ENUNCIADO 1:
Segundo a crónica sobre as subvenções vitalícias, quantos deputados pediram ao Tribunal Constitucional que verificasse a constitucionalidade da redução dessas subvenções?
ENUNCIADO 2:
Resuma em duas frases a crónica sobre as subvenções vitalícias.
ENUNCIADO 3:
Reescreva a parte da crónica sobre as subvenções vitalícias que abre com as palavras "Paulo Ferreira" e fecha com "da maioria PSD/CDS.", trocando "deputados" por "parlamentares".

TEXTO DE ORIGEM:
Paulo Ferreira
Houvesse um Ali Babá na história e o título desta crónica era
outro. Mas não há. Os 30 deputados que pediram ao Tribunal Constitucional para
verificar a constitucionalidade da redução das subvenções vitalícias optaram
por fazê-lo pela calada. Entende-se porquê. O despudor é tão grande que até
eles o perceberam.
Quem recorre ao Tribunal
Constitucional para contestar a validade de uma qualquer lei ou norma à luz da
Constituição costuma fazê-lo com prévio e bem audível anúncio público e como
prova de empenho numa luta por uma causa que considera justa.
Tivemos muito disso nos
últimos quatro anos, como sabemos, com ameaças consequentes de pedidos de
verificação de muitos diplomas que sairam da maioria PSD/CDS.
Mas desta vez foi
diferente. Os 30 deputados que pediram ao Tribunal Constitucional para
verificar a constitucionalidade da redução das subvenções vitalícias para
titulares de cargos políticos optaram por fazê-lo pela calada, em silêncio e na
esperança de que nunca se soubesse quem eram os autores de tal iniciativa.

Listagens de elementos e respetivas caixas:
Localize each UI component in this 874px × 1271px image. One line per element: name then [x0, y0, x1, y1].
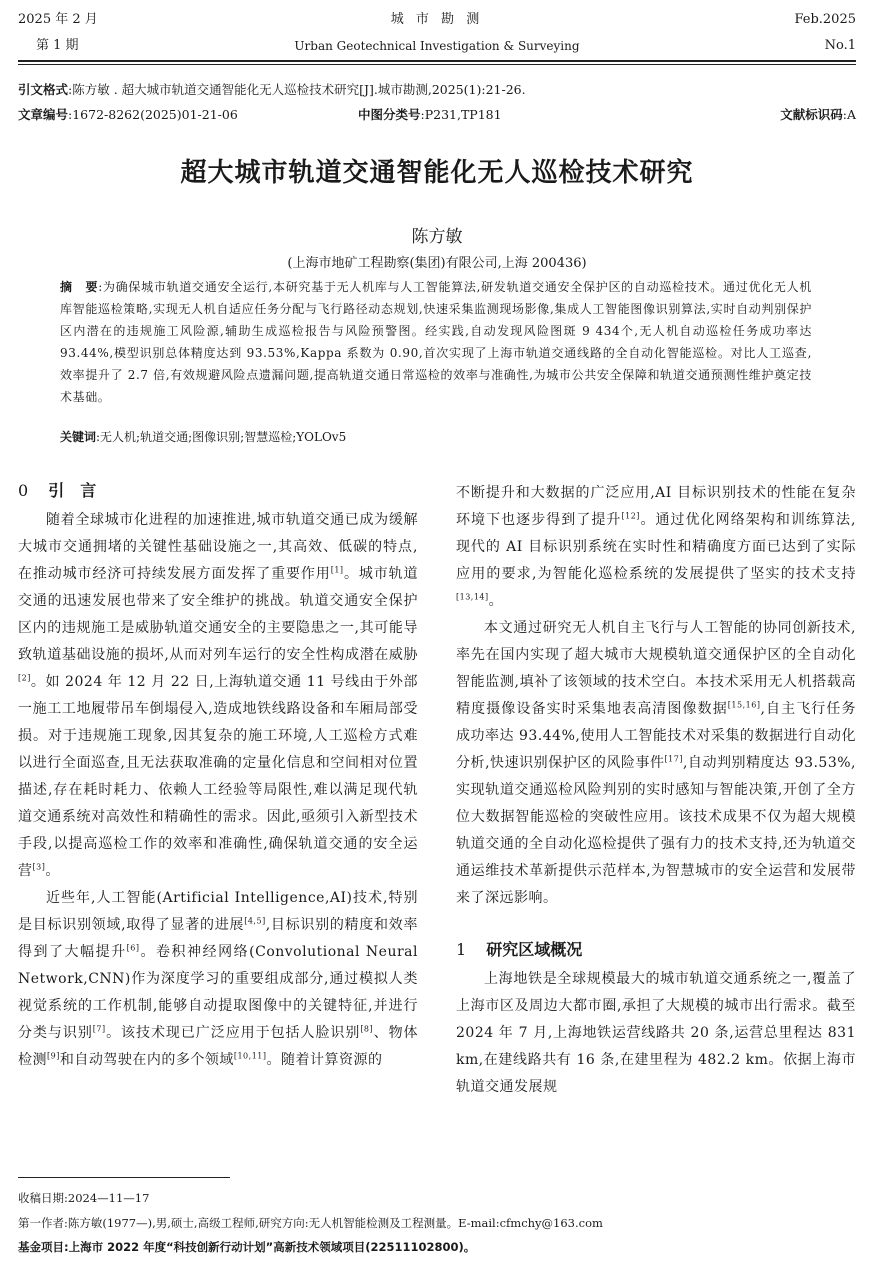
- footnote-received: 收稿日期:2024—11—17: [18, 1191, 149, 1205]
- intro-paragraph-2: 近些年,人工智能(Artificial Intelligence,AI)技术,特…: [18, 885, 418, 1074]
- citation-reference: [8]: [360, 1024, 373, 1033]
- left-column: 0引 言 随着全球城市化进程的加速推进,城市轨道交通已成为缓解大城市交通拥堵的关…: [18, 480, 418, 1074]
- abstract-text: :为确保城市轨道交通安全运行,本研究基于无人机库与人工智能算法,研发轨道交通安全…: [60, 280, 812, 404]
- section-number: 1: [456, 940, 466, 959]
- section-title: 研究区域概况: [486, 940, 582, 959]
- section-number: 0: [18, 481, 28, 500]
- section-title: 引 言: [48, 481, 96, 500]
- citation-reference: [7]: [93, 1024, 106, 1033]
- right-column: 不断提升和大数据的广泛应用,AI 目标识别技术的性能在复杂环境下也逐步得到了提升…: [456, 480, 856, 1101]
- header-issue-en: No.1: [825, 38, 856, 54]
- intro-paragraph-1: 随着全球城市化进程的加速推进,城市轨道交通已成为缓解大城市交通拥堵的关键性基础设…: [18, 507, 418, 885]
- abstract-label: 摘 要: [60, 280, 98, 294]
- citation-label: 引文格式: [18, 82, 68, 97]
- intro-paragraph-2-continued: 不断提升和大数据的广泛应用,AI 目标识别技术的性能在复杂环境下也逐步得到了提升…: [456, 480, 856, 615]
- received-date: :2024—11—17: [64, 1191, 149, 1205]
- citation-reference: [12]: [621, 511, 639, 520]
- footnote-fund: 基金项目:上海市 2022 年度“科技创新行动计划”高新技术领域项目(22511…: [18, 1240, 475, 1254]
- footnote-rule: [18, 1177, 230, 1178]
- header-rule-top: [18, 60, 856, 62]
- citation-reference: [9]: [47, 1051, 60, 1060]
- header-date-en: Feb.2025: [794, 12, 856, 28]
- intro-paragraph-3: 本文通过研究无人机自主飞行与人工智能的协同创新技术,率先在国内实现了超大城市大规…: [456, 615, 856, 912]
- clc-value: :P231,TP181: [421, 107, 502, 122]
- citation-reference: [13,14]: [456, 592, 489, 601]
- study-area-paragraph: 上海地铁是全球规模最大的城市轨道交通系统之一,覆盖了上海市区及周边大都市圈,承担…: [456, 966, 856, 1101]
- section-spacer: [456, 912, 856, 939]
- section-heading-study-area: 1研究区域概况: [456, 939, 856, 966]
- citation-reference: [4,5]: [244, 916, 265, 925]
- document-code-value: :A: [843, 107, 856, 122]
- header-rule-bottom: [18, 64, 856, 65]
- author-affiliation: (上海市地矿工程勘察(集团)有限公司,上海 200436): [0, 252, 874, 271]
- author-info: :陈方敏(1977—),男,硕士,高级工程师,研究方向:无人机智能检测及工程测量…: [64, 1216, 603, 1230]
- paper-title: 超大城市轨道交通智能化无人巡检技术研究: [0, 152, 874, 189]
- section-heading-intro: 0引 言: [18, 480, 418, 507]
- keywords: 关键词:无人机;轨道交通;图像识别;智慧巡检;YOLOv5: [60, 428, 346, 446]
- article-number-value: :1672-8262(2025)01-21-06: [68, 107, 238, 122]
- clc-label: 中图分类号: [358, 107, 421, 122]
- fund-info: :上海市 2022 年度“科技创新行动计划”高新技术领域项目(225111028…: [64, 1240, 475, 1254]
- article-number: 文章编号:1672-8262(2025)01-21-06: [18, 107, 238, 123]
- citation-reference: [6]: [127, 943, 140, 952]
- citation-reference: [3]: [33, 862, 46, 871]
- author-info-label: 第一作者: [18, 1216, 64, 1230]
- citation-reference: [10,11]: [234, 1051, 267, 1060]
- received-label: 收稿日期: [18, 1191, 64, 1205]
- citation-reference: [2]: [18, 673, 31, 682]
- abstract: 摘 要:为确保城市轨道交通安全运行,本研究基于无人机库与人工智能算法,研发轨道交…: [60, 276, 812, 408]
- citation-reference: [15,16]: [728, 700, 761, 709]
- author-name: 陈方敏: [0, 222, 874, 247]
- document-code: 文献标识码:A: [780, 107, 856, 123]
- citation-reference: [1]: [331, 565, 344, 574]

RESPOSTA ESCRITA 1:
Trinta deputados.

RESPOSTA ESCRITA 2:
Trinta deputados pediram ao Tribunal Constitucional que verificasse a constitucionalidade da redução das subvenções vitalícias para titulares de cargos políticos, mas fizeram-no pela calada, na esperança de que nunca se soubesse quem eram os autores da iniciativa. Isto foi diferente do habitual, pois quem recorre ao Tribunal Constitucional costuma anunciá-lo publicamente, como se viu muito nos últimos quatro anos com ameaças de pedidos de verificação de diplomas da maioria PSD/CDS.

RESPOSTA ESCRITA 3:
Paulo Ferreira
Houvesse um Ali Babá na história e o título desta crónica era
outro. Mas não há. Os 30 parlamentares que pediram ao Tribunal Constitucional para
verificar a constitucionalidade da redução das subvenções vitalícias optaram
por fazê-lo pela calada. Entende-se porquê. O despudor é tão grande que até
eles o perceberam.
Quem recorre ao Tribunal
Constitucional para contestar a validade de uma qualquer lei ou norma à luz da
Constituição costuma fazê-lo com prévio e bem audível anúncio público e como
prova de empenho numa luta por uma causa que considera justa.
Tivemos muito disso nos
últimos quatro anos, como sabemos, com ameaças consequentes de pedidos de
verificação de muitos diplomas que sairam da maioria PSD/CDS.